— begin —
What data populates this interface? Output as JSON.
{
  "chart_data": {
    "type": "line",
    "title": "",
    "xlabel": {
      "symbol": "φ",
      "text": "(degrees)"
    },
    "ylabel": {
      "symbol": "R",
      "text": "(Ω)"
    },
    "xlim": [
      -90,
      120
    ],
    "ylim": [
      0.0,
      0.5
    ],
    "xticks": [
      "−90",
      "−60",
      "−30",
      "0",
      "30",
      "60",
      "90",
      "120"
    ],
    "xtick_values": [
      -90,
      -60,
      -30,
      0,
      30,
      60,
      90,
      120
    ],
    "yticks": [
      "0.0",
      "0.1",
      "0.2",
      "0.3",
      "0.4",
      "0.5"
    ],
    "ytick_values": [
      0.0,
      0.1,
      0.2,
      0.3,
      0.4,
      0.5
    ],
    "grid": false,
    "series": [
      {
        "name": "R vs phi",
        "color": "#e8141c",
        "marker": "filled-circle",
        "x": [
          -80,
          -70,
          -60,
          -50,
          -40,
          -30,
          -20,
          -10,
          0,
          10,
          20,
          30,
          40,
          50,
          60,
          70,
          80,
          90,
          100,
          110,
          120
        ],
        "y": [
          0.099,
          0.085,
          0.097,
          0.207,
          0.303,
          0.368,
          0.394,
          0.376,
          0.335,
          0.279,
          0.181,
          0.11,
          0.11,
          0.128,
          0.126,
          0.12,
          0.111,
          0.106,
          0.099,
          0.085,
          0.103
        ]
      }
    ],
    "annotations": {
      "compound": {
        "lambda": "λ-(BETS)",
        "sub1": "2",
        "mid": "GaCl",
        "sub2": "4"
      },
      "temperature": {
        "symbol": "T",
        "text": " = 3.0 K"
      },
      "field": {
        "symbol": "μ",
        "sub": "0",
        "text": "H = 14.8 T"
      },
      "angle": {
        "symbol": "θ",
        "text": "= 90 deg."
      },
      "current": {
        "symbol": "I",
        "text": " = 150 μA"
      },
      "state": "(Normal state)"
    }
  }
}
— end —
#### [Problem requirements]
Please output the entries above, every line exactly as it reads.

#### [Written response]
What data populates this interface? Output as JSON.
{
  "chart_data": {
    "type": "line",
    "title": "",
    "xlabel": {
      "symbol": "φ",
      "text": "(degrees)"
    },
    "ylabel": {
      "symbol": "R",
      "text": "(Ω)"
    },
    "xlim": [
      -90,
      120
    ],
    "ylim": [
      0.0,
      0.5
    ],
    "xticks": [
      "−90",
      "−60",
      "−30",
      "0",
      "30",
      "60",
      "90",
      "120"
    ],
    "xtick_values": [
      -90,
      -60,
      -30,
      0,
      30,
      60,
      90,
      120
    ],
    "yticks": [
      "0.0",
      "0.1",
      "0.2",
      "0.3",
      "0.4",
      "0.5"
    ],
    "ytick_values": [
      0.0,
      0.1,
      0.2,
      0.3,
      0.4,
      0.5
    ],
    "grid": false,
    "series": [
      {
        "name": "R vs phi",
        "color": "#e8141c",
        "marker": "filled-circle",
        "x": [
          -80,
          -70,
          -60,
          -50,
          -40,
          -30,
          -20,
          -10,
          0,
          10,
          20,
          30,
          40,
          50,
          60,
          70,
          80,
          90,
          100,
          110,
          120
        ],
        "y": [
          0.099,
          0.085,
          0.097,
          0.207,
          0.303,
          0.368,
          0.394,
          0.376,
          0.335,
          0.279,
          0.181,
          0.11,
          0.11,
          0.128,
          0.126,
          0.12,
          0.111,
          0.106,
          0.099,
          0.085,
          0.103
        ]
      }
    ],
    "annotations": {
      "compound": {
        "lambda": "λ-(BETS)",
        "sub1": "2",
        "mid": "GaCl",
        "sub2": "4"
      },
      "temperature": {
        "symbol": "T",
        "text": " = 3.0 K"
      },
      "field": {
        "symbol": "μ",
        "sub": "0",
        "text": "H = 14.8 T"
      },
      "angle": {
        "symbol": "θ",
        "text": "= 90 deg."
      },
      "current": {
        "symbol": "I",
        "text": " = 150 μA"
      },
      "state": "(Normal state)"
    }
  }
}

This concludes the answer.